Supplied information
────────────────────────────────────────
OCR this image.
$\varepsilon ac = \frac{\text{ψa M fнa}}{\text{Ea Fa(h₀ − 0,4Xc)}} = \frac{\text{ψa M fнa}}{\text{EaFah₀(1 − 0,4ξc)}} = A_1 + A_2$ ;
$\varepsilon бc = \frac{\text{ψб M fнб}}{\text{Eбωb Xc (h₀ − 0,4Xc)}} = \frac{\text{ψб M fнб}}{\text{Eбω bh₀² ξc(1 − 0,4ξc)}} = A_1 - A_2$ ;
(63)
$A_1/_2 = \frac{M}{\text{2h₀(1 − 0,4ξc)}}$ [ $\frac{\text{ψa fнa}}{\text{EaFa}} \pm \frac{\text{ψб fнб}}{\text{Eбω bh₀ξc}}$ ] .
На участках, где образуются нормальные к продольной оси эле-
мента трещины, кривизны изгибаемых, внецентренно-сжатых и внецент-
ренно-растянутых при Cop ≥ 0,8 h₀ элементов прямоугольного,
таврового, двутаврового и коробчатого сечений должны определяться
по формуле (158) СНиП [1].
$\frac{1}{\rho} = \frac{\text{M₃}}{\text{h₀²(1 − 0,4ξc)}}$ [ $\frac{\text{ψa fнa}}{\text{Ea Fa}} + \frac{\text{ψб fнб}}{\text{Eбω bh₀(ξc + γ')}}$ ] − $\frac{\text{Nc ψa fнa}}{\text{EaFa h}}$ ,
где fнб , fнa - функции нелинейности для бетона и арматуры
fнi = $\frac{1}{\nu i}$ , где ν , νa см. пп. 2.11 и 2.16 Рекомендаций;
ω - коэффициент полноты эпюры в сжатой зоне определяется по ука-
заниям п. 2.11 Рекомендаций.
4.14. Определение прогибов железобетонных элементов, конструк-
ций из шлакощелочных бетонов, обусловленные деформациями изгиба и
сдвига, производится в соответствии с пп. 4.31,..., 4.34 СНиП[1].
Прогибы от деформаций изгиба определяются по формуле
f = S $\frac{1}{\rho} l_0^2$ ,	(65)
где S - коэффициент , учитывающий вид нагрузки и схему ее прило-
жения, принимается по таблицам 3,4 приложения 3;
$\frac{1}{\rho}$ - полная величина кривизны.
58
────────────────────────────────────────
Search the listing for the word "Рекомендаций". Copy every line in which it occurs.

Output for this exercise
fнi = $\frac{1}{\nu i}$ , где ν , νa см. пп. 2.11 и 2.16 Рекомендаций;
заниям п. 2.11 Рекомендаций.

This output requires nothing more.